Given problem: Wherever the word "用户观看世界杯比赛场次分布" turns up in a line of the entries, copy that line.

Input rows:
☆ ☆ ☆ ☆

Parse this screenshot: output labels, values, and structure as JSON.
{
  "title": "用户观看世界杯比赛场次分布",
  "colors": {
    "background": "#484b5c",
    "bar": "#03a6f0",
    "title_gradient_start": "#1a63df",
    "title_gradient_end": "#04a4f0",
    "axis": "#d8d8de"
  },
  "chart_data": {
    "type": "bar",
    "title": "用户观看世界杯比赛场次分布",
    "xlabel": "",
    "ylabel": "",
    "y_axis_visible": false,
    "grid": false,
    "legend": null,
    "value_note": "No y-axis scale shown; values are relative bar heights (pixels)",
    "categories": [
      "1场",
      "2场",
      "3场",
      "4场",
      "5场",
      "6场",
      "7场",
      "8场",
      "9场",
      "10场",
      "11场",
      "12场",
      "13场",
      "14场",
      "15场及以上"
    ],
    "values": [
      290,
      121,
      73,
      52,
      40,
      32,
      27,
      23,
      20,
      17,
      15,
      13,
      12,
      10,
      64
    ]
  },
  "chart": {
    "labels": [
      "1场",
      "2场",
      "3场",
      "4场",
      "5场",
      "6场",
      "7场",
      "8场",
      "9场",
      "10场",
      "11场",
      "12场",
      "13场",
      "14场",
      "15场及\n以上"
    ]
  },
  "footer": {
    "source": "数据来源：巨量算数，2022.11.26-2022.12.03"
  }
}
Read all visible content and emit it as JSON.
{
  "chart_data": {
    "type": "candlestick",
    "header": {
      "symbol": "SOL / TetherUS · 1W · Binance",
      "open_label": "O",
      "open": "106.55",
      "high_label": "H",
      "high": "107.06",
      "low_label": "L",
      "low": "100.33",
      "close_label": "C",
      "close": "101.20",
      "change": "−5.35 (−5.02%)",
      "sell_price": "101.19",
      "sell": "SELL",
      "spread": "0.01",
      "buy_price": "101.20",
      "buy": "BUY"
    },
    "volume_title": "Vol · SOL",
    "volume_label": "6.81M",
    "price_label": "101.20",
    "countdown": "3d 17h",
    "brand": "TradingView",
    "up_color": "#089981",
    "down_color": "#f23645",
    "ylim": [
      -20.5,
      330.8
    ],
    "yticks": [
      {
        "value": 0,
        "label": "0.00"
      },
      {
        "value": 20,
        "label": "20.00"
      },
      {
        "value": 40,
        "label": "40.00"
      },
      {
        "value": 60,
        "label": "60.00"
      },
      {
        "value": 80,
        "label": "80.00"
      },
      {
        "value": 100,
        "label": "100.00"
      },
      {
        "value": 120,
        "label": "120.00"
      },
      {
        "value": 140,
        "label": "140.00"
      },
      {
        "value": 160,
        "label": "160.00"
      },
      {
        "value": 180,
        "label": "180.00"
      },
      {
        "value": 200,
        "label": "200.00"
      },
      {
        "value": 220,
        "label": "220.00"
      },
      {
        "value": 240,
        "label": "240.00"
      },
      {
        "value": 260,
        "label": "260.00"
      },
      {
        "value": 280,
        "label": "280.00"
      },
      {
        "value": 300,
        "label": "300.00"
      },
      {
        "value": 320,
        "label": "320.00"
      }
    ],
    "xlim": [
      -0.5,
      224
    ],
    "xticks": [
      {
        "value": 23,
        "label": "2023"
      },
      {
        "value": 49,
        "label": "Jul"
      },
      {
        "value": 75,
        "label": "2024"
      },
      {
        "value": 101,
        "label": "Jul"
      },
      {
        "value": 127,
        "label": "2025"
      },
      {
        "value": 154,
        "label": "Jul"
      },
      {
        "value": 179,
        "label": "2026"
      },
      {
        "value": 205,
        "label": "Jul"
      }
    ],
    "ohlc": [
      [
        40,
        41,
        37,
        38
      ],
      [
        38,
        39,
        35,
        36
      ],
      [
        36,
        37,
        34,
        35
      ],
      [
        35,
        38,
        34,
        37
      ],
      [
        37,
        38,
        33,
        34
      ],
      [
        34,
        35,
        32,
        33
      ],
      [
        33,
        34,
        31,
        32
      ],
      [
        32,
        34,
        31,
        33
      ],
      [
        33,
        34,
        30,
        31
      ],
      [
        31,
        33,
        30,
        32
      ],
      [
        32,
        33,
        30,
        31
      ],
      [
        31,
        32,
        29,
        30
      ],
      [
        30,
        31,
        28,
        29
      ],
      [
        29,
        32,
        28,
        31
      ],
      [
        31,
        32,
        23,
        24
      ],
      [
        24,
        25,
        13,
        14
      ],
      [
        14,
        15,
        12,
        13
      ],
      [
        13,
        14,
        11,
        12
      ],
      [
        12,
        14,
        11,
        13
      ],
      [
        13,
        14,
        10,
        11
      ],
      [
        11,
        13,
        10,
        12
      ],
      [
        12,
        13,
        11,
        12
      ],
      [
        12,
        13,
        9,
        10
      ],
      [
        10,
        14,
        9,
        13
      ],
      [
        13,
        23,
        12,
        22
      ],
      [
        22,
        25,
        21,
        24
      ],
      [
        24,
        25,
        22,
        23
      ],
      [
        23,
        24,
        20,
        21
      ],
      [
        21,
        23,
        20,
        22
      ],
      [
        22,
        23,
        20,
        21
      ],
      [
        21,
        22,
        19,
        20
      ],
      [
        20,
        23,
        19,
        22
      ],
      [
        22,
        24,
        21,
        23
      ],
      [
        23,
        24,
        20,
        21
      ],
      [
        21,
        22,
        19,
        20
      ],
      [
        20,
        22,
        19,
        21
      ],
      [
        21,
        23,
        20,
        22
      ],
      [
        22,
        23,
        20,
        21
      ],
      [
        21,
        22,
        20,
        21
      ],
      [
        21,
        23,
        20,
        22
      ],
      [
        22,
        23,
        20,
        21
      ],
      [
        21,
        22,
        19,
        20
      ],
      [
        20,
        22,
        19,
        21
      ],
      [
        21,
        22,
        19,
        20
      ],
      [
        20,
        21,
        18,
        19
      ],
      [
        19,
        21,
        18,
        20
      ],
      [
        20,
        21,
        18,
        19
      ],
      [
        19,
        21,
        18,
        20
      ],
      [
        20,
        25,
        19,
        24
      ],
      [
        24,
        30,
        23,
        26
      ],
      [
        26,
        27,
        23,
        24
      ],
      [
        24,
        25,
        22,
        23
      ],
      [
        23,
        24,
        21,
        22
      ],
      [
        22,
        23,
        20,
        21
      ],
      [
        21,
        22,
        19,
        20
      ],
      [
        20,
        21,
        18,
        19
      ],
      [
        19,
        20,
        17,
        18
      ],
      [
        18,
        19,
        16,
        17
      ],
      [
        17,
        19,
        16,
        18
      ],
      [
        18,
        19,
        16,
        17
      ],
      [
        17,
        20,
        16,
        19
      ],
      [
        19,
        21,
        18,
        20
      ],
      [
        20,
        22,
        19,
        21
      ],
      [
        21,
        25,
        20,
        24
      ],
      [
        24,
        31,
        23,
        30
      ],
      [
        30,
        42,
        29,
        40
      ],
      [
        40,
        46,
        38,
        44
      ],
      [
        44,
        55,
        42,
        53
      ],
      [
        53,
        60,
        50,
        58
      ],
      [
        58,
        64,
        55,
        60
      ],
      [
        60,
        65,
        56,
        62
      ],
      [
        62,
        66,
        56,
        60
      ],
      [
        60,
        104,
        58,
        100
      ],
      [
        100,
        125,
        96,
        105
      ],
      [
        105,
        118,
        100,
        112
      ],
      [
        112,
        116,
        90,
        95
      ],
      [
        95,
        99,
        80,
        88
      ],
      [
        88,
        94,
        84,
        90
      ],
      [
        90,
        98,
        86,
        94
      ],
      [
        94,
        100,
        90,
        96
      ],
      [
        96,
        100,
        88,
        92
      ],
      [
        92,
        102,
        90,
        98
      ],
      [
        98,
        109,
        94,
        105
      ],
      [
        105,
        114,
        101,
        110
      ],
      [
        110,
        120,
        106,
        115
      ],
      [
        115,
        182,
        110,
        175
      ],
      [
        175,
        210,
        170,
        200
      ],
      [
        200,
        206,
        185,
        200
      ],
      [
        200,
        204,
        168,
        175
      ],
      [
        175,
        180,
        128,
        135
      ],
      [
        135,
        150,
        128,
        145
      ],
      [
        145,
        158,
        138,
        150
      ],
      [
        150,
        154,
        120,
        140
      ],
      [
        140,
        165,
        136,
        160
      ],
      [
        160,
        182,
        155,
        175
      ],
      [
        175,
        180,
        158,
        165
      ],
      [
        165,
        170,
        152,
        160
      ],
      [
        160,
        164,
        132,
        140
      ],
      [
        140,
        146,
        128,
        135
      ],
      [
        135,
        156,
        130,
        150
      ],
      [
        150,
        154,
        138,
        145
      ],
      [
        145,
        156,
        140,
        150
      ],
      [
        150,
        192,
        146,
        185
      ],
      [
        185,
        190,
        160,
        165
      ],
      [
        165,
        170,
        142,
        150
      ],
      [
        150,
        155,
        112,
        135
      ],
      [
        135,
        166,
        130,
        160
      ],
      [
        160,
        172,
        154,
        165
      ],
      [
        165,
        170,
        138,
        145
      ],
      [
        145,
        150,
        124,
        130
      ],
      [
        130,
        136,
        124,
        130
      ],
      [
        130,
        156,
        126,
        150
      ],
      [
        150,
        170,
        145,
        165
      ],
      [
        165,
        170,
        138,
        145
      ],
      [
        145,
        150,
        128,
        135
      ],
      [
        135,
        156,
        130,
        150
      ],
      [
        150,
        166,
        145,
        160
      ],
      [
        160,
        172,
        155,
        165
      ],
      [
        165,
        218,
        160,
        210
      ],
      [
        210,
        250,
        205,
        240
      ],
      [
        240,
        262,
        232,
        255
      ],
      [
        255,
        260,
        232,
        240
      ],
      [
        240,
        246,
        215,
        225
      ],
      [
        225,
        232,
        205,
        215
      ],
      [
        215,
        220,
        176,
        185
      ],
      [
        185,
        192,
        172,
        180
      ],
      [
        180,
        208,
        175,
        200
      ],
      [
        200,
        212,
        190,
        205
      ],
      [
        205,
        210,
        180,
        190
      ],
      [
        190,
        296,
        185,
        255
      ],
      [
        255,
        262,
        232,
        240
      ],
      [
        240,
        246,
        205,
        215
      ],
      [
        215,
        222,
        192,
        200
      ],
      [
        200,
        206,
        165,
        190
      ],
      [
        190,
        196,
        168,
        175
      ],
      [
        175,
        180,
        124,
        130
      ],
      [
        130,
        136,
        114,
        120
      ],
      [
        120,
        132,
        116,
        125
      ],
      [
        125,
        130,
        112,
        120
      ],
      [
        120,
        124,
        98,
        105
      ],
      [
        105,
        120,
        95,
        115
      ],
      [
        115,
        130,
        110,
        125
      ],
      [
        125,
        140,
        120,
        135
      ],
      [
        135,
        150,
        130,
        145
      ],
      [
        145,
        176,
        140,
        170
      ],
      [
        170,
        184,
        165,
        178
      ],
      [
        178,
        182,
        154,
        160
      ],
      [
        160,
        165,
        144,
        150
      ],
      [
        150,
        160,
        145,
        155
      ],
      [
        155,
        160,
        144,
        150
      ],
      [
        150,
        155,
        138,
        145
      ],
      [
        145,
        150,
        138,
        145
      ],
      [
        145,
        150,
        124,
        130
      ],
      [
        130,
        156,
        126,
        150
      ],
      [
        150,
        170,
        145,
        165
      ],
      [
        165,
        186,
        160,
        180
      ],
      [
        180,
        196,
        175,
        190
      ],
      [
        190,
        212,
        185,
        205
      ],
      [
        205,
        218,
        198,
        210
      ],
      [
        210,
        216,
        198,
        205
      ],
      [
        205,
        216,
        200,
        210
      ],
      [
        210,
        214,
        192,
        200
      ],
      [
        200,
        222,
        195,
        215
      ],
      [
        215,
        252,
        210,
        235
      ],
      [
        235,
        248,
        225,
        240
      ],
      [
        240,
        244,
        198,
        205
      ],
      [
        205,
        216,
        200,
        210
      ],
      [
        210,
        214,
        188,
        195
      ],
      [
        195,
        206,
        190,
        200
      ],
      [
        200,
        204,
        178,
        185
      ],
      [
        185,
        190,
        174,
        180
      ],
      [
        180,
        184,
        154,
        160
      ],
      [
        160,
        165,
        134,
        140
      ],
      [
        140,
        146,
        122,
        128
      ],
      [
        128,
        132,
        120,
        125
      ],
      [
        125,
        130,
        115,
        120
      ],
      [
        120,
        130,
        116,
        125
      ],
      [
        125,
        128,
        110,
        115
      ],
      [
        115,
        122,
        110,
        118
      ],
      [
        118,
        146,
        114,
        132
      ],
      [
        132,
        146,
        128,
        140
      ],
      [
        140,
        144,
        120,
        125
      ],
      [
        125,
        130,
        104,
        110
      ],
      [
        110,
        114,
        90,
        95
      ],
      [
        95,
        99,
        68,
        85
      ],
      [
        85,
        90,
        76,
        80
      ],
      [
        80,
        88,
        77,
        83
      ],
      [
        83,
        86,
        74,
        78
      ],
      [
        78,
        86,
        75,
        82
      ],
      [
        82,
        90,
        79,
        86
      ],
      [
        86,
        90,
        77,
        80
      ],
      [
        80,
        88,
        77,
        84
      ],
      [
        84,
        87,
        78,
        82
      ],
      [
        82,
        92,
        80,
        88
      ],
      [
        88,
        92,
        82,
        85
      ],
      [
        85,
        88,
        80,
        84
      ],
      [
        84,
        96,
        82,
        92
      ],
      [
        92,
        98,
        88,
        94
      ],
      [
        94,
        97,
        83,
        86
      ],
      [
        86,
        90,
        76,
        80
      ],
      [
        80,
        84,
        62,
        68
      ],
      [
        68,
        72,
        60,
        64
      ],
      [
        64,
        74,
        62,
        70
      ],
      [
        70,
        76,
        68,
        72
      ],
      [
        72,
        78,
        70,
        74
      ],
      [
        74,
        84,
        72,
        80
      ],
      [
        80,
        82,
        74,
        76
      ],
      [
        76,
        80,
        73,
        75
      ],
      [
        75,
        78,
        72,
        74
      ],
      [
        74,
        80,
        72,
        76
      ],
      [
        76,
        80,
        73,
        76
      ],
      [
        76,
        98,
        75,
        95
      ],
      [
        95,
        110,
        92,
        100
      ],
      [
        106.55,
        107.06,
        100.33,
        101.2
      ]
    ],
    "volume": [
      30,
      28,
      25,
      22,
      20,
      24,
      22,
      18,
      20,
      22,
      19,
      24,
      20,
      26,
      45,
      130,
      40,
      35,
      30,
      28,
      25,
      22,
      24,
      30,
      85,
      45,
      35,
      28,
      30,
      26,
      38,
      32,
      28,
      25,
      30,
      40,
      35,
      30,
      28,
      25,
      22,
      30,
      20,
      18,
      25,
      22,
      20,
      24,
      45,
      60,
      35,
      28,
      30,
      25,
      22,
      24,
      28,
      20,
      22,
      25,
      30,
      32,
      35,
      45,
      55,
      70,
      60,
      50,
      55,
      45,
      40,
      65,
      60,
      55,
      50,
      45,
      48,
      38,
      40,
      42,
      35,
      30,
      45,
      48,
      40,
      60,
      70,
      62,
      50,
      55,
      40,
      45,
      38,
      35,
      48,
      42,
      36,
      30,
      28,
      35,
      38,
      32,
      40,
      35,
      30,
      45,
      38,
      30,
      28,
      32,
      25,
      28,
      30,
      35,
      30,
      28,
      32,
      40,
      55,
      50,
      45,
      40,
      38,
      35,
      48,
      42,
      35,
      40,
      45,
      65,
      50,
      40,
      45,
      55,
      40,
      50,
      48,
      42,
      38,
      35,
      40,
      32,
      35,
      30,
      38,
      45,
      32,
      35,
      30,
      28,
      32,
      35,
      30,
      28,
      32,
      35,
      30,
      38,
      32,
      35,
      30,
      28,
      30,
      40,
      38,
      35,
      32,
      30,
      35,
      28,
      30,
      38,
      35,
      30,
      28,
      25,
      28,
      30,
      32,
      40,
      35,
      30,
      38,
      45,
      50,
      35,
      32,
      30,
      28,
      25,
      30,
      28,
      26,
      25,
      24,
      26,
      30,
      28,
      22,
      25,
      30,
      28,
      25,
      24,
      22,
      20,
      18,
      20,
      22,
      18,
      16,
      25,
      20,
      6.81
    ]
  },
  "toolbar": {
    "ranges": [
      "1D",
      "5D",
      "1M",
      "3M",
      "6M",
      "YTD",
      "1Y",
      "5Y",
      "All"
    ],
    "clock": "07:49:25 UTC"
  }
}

☆ ☆ ☆ ☆

Solution to this problem:
  "title": "用户观看世界杯比赛场次分布",
    "title": "用户观看世界杯比赛场次分布",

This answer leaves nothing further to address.